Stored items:
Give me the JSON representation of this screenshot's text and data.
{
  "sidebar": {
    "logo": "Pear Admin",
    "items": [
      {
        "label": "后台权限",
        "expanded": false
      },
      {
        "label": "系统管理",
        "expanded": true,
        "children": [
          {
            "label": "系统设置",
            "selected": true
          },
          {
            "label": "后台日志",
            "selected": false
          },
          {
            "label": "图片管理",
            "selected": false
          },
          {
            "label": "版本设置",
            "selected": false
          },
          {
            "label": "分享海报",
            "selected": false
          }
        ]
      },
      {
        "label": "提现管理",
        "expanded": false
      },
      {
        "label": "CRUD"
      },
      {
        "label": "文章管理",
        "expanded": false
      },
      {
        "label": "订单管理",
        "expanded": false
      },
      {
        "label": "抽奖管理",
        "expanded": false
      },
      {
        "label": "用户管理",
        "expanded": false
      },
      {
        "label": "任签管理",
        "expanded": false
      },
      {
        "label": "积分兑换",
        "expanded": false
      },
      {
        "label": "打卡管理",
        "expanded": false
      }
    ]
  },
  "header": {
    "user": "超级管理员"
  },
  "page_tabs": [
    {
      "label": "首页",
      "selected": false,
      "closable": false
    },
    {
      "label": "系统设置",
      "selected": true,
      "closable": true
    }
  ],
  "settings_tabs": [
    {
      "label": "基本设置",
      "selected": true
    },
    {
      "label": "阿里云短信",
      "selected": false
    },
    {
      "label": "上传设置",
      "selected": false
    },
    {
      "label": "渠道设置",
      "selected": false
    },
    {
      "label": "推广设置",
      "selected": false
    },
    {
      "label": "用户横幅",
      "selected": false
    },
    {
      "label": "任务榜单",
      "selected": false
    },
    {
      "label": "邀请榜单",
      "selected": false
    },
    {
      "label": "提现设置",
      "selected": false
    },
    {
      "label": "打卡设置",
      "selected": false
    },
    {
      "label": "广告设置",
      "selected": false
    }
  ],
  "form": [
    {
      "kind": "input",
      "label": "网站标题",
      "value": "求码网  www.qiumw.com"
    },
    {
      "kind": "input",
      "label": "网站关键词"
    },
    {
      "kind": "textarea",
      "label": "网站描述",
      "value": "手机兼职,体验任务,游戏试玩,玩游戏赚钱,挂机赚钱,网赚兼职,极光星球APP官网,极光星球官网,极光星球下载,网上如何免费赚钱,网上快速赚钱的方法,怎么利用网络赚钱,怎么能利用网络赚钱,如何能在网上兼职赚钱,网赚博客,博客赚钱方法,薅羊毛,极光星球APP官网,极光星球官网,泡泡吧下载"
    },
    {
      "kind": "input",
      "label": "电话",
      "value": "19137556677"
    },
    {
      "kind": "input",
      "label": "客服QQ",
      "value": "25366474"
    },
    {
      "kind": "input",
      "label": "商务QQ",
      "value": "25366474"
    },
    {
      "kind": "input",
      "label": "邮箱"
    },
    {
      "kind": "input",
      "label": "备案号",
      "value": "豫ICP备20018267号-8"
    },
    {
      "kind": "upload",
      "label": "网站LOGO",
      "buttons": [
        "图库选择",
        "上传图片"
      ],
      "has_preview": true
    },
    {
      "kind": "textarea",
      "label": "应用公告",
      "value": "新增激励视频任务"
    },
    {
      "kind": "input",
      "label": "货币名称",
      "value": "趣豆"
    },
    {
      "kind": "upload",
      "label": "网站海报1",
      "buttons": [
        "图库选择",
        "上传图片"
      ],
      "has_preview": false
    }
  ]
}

**Your goal:** Pick out all lines from the data above in which the word "true" appears.

**Output:**
        "expanded": true,
            "selected": true
      "selected": true,
      "closable": true
      "selected": true
      "has_preview": true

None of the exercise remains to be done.